## Begin Page excerpt

Question

-what is the magnitude of tension in the rope? -find the horizontal and vertical components of the force exerted at A on the lamina by the wall.

A uniform triangular lamina ABC is right-angled at B and has sides
AB = 0.6 m and BC = 0.8 m. The mass of the lamina is 4 kg. One end of a light
inextensible rope is attached to the lamina at C. The other end of the rope is
attached to a fixed point D on a vertical wall. The lamina is in equilibrium
with A in contact with the wall at a point vertically below D. The lamina is in
a vertical plane perpendicular to the wall, and AB is horizontal. The rope is
taut and at right angles to AC

Find
(i) the tension in the rope,
(ii) the horizontal and vertical components of the force exerted at A on the
lamina by the wall.

Answer 1

See below.

Explanation:

For a homogeneous lamina, the triangle's center of mass is given by

`G = 1/3(A+B+C)`

Now momentum equilibrium

`vec M_A = (C-A) xx vec V +(G-A) xx vec P = vec 0`

and static resultant equilibrium

`vec R=vec V + vec H + vec P = vec 0`

Here

`A = (0,0)`
`B = (0.6,0)`
`C = (0.6,0.8)`
`G = (0.4,0.26667)` Lamina center of mass.

## End Page excerpt

> Work to complete:
**a)** In the lamina thread, what is the mass of the lamina?
**b)** Retype the lamina thread starting with "and static resultant" and going on through "center of mass.".

## Begin Supplied material

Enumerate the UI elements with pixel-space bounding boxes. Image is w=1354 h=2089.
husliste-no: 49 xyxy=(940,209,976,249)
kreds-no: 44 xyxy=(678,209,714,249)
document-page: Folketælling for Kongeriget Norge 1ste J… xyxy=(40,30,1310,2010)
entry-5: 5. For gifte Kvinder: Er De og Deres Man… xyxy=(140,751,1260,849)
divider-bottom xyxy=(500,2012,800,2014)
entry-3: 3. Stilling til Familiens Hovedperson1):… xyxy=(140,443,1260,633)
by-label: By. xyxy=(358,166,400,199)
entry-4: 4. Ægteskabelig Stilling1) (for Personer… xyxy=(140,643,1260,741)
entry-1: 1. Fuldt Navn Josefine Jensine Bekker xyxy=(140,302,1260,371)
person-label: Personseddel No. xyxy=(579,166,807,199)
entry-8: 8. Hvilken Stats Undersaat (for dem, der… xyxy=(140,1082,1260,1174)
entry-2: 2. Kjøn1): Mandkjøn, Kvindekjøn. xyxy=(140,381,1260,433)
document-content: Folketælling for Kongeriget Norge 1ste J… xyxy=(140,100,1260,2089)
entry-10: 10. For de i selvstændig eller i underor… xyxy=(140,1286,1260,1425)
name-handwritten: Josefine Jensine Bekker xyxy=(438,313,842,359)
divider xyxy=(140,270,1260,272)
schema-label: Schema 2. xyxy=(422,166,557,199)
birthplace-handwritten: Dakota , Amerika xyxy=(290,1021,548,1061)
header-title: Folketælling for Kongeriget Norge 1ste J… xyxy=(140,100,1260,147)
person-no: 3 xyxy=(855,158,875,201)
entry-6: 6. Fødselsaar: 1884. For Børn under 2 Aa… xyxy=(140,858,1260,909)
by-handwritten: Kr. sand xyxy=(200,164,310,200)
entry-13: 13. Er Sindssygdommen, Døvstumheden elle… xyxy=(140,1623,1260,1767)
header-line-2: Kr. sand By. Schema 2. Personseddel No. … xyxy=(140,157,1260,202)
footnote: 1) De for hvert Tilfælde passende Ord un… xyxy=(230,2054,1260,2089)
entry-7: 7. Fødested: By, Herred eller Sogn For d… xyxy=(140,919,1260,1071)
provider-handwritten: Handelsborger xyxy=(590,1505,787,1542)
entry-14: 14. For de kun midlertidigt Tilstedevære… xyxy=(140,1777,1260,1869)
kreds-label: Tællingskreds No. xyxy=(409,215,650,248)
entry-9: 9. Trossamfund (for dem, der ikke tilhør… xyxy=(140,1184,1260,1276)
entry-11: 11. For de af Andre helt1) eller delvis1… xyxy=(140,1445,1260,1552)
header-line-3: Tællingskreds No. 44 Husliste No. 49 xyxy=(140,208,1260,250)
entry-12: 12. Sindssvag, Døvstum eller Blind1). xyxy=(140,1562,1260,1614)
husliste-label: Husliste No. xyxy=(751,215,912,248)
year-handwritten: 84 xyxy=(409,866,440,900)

## End Supplied material

> In response:
**a)** 4 kg

**b)**
and static resultant equilibrium

`vec R=vec V + vec H + vec P = vec 0`

Here

`A = (0,0)`
`B = (0.6,0)`
`C = (0.6,0.8)`
`G = (0.4,0.26667)` Lamina center of mass.